[Data entries]
_____
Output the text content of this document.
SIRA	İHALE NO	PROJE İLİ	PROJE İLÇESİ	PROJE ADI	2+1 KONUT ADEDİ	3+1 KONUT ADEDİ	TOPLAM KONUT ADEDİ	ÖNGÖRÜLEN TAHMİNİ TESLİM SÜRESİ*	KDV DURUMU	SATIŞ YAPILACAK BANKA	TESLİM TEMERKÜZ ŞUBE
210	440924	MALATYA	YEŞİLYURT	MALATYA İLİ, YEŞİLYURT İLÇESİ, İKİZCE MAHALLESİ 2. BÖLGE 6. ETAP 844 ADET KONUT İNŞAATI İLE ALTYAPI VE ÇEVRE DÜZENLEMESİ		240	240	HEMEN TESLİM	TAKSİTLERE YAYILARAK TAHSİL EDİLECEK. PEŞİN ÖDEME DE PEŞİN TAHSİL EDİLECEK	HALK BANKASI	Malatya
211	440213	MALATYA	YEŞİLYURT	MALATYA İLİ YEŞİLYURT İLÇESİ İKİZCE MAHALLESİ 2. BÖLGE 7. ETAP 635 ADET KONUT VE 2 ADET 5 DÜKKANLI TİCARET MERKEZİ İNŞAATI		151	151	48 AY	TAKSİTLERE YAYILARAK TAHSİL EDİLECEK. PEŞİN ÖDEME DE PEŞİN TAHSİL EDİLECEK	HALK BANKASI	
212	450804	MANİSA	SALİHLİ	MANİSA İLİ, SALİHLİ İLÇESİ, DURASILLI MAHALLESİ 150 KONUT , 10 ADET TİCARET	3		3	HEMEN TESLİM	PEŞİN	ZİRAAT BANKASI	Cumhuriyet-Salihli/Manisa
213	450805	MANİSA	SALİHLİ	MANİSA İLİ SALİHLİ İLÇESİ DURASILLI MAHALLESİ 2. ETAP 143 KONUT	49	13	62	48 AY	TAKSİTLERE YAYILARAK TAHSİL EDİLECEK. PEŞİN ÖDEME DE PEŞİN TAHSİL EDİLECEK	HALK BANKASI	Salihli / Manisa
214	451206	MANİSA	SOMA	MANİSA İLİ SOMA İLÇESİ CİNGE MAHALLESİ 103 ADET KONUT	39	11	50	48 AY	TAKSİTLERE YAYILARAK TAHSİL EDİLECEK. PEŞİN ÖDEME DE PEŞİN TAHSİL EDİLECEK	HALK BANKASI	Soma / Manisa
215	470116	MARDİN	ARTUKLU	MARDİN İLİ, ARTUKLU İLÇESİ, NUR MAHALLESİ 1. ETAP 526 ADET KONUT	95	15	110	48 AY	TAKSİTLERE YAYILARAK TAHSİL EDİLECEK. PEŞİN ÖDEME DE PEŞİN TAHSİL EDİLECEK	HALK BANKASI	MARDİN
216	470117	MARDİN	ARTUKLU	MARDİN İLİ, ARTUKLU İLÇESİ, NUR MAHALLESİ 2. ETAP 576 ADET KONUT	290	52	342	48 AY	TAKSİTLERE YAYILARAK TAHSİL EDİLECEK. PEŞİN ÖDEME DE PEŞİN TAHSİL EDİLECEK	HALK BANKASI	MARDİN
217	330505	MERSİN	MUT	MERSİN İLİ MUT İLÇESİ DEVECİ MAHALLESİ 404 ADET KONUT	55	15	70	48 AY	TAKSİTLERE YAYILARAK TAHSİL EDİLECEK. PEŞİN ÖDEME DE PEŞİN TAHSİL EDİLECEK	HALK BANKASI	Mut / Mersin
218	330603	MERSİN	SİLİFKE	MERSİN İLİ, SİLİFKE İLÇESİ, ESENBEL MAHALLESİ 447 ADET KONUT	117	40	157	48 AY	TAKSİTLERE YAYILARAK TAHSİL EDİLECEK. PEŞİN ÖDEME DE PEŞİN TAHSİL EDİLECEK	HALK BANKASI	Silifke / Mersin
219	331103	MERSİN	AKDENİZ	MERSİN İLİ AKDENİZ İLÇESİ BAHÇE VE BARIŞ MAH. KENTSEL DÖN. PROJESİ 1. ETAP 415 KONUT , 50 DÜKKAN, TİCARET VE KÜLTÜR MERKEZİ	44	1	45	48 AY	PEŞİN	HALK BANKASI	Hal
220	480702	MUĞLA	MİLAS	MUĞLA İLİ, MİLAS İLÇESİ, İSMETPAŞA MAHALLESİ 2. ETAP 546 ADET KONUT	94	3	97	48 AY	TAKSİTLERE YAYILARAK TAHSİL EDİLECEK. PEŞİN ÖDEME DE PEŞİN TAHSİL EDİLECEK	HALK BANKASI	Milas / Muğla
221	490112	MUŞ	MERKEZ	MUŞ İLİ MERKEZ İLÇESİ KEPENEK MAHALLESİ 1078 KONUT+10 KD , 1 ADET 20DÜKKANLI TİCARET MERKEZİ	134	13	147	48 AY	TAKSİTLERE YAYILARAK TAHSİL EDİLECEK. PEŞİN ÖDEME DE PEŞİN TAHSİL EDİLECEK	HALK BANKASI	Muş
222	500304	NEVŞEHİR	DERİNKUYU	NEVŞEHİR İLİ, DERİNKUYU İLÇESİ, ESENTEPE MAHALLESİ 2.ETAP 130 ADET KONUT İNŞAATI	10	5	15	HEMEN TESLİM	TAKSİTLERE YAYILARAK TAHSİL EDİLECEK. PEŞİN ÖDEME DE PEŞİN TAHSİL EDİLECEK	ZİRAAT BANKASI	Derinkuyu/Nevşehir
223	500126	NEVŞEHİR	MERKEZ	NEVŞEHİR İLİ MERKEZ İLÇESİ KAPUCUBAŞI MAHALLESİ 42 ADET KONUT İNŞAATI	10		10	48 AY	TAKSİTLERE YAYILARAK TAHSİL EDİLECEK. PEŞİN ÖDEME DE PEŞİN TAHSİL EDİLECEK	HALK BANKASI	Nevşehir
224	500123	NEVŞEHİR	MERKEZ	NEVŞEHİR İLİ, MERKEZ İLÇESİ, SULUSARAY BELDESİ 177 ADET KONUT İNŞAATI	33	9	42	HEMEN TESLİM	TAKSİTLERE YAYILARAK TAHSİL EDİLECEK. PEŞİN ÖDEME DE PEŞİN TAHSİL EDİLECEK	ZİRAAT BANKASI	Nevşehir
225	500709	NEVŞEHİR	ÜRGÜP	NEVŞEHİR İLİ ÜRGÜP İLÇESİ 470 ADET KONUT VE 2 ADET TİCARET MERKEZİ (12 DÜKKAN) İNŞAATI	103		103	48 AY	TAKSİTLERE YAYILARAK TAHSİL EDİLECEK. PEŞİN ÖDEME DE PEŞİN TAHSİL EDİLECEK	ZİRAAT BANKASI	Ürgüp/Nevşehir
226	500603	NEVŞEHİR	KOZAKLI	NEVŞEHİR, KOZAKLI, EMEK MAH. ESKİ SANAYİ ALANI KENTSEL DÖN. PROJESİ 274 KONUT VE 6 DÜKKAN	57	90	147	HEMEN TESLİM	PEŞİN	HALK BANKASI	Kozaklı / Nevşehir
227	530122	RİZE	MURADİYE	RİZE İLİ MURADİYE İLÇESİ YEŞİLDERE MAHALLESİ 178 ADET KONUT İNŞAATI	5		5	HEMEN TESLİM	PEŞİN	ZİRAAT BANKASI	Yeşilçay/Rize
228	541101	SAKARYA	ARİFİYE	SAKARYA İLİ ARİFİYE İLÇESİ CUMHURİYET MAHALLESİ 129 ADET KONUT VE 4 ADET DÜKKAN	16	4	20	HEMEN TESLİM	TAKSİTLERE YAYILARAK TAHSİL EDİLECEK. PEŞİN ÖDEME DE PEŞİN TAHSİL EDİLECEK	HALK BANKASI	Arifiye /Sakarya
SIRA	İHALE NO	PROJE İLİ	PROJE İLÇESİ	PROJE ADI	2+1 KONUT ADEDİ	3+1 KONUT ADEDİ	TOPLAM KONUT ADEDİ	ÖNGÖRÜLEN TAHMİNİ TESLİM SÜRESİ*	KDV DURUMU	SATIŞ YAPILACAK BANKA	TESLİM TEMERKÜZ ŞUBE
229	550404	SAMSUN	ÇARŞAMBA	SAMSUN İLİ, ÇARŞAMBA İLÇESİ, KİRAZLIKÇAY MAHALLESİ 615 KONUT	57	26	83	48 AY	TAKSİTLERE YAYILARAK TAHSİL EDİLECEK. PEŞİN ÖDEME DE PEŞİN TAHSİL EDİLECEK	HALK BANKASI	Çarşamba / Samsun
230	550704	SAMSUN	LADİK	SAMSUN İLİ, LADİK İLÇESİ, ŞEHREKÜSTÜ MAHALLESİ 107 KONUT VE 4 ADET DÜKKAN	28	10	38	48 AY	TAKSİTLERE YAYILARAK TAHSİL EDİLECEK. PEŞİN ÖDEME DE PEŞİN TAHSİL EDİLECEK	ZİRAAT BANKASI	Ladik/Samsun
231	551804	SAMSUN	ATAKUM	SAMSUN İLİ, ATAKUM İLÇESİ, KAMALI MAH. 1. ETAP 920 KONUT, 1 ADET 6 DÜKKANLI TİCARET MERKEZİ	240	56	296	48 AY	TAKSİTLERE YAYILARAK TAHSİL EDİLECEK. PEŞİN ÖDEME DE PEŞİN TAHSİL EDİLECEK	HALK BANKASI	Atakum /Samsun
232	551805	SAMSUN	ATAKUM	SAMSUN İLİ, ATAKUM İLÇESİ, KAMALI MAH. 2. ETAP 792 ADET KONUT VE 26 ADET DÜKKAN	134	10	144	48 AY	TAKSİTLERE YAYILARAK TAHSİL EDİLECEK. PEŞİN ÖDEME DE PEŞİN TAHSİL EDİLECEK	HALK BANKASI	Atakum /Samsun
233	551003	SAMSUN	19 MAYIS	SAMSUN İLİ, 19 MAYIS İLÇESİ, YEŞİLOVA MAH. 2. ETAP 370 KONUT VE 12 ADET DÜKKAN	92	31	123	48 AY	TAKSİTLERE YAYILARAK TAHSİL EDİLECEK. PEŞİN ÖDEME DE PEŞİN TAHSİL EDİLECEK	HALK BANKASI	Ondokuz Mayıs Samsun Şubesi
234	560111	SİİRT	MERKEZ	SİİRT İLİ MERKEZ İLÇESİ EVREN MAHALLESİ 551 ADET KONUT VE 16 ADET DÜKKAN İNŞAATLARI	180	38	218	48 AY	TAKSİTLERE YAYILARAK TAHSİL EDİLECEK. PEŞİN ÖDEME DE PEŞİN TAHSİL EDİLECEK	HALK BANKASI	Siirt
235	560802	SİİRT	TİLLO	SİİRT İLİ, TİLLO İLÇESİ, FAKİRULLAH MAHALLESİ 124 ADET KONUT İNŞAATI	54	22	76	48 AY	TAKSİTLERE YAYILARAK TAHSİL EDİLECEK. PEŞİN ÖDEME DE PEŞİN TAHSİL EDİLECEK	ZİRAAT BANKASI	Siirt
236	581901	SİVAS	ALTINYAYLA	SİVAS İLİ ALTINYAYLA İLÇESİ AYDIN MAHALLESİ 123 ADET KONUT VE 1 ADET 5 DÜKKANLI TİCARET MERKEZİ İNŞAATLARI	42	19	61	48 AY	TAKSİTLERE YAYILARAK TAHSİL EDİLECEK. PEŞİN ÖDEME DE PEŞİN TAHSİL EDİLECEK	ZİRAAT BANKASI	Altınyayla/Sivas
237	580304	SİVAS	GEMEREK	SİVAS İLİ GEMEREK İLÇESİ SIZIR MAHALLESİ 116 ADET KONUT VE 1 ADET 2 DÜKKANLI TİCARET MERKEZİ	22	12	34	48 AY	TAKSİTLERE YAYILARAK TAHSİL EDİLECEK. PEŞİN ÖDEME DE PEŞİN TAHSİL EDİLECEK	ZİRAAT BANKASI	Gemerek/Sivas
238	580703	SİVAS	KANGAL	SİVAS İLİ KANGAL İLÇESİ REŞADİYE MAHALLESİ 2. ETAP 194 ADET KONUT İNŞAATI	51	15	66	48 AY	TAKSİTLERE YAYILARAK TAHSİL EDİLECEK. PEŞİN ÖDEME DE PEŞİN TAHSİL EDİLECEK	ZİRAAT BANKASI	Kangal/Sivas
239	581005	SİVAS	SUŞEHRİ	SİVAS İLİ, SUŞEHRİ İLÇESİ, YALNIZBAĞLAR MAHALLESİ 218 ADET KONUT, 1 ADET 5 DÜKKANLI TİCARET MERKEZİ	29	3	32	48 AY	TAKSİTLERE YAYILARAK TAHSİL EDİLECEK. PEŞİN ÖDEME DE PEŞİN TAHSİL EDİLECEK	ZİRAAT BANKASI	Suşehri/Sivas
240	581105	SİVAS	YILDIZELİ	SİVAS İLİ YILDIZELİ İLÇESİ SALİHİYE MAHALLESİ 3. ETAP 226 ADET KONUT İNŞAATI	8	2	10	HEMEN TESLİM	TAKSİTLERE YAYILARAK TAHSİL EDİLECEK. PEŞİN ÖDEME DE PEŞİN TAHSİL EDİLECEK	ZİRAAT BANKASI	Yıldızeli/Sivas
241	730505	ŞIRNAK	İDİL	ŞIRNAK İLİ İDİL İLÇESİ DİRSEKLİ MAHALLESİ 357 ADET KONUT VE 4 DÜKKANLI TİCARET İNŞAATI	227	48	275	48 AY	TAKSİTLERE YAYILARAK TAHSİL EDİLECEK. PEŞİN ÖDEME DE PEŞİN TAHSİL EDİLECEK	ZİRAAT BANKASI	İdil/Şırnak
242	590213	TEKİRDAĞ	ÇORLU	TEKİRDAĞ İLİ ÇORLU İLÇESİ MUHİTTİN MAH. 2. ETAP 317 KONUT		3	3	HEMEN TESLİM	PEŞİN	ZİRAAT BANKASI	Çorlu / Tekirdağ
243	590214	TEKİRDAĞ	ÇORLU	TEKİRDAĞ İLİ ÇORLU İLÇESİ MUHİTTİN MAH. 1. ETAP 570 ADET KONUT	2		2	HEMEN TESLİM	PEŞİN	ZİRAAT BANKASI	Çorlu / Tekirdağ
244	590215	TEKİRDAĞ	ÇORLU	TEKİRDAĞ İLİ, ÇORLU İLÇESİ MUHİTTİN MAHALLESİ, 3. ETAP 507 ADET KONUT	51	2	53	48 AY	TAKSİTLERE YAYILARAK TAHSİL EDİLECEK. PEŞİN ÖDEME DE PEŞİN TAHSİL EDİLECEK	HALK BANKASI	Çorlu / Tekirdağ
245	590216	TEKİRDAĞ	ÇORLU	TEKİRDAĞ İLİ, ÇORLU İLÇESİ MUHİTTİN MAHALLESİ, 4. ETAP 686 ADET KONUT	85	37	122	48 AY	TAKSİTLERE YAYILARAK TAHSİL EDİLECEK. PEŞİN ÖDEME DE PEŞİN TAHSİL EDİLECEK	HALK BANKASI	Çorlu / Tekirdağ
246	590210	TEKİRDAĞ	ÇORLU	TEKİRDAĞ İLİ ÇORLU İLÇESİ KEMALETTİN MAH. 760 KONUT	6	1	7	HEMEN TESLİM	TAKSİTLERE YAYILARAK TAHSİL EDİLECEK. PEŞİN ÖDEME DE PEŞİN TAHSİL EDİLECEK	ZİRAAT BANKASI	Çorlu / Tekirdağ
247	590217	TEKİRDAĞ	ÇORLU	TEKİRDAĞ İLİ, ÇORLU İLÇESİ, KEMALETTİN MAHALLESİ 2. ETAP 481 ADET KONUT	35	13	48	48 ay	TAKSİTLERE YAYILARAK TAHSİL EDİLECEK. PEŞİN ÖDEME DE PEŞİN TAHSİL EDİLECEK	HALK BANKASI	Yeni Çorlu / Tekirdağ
_____
# Required work
Tell how many lines of the records above hold the string "ÇORLU". Give no other text.

# Written solution
6